Task details:
List all lines in the material below that contain "upper".

(Stored dataset items)
--- START ---

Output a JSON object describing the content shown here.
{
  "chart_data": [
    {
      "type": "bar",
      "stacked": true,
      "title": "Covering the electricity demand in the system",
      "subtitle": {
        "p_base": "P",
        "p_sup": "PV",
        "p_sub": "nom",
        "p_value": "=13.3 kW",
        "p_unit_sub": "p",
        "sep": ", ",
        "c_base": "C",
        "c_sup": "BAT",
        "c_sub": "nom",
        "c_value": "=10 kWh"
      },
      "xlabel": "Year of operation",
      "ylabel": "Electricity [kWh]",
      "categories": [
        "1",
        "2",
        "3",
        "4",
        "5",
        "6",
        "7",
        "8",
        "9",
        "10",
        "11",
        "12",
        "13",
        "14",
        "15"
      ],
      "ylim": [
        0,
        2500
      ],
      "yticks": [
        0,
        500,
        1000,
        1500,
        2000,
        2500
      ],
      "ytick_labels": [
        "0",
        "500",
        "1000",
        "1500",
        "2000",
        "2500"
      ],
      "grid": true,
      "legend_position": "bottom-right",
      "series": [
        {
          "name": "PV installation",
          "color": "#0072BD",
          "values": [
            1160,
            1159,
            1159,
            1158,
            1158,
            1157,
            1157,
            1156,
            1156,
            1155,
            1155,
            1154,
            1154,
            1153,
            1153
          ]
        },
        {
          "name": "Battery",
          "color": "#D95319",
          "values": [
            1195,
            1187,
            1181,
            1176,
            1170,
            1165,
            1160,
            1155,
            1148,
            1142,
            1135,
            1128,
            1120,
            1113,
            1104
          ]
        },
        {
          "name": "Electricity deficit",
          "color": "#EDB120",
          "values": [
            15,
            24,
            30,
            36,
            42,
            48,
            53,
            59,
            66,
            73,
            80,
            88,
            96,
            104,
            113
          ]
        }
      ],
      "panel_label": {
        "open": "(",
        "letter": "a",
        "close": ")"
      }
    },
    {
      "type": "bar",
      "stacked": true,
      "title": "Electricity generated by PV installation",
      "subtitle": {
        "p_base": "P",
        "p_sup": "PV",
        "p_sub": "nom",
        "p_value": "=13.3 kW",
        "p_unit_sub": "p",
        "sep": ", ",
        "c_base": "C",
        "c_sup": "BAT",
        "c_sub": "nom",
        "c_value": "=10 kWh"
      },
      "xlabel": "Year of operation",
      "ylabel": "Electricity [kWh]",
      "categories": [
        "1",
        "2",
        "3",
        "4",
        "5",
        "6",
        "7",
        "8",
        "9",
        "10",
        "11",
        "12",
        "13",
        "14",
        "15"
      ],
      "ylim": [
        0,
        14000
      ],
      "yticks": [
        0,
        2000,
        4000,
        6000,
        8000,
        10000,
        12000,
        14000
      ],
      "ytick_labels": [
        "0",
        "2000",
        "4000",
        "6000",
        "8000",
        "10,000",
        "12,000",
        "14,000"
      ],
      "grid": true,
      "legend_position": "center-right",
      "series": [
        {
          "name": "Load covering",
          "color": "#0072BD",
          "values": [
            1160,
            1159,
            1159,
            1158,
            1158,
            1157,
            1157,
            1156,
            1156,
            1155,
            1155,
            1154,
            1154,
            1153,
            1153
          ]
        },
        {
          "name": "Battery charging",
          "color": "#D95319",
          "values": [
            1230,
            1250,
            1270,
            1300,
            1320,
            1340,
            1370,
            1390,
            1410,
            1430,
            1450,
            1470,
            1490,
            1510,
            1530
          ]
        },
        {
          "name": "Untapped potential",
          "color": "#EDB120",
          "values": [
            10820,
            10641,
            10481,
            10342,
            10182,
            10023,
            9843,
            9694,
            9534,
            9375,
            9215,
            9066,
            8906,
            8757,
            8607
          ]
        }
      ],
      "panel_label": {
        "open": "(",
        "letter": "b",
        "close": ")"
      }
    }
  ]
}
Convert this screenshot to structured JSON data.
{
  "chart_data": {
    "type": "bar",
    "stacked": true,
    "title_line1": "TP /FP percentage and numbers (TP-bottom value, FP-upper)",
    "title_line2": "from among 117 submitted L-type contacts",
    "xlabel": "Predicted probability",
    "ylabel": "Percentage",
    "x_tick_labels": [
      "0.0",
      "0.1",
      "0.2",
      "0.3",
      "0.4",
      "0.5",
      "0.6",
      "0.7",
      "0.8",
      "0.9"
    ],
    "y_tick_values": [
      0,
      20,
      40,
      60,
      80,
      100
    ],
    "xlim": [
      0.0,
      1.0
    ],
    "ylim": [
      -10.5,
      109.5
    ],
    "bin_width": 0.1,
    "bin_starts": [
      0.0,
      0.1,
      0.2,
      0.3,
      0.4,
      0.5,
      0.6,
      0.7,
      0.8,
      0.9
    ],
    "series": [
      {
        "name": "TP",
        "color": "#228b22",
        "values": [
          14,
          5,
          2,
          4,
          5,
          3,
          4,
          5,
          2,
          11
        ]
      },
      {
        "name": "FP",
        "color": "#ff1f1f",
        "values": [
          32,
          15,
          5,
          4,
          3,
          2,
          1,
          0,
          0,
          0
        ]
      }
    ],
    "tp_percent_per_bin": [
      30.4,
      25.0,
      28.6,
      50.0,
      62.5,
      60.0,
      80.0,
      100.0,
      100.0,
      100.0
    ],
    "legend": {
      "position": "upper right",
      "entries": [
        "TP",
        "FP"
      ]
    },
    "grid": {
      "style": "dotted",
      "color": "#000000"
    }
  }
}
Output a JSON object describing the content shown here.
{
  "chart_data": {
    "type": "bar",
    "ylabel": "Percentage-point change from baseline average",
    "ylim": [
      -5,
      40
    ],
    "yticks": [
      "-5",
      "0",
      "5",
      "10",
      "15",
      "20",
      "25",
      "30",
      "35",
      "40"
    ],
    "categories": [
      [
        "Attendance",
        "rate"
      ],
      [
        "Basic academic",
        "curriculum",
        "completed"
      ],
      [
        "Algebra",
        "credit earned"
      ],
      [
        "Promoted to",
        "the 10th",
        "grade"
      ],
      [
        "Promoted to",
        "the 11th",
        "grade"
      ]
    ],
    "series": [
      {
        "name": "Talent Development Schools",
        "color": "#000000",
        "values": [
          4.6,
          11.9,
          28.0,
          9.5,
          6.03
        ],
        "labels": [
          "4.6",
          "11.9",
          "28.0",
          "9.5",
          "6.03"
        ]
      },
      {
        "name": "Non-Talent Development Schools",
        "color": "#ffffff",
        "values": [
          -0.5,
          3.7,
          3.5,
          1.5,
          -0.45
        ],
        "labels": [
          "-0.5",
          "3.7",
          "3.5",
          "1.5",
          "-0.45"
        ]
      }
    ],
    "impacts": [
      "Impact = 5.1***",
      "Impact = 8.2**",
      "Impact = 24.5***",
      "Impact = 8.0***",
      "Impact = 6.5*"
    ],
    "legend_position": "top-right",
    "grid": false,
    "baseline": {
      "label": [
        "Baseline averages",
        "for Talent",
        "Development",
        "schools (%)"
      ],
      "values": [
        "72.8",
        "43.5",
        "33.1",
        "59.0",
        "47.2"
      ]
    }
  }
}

--- END ---

Response to this exercise:
    "title_line1": "TP /FP percentage and numbers (TP-bottom value, FP-upper)",
      "position": "upper right",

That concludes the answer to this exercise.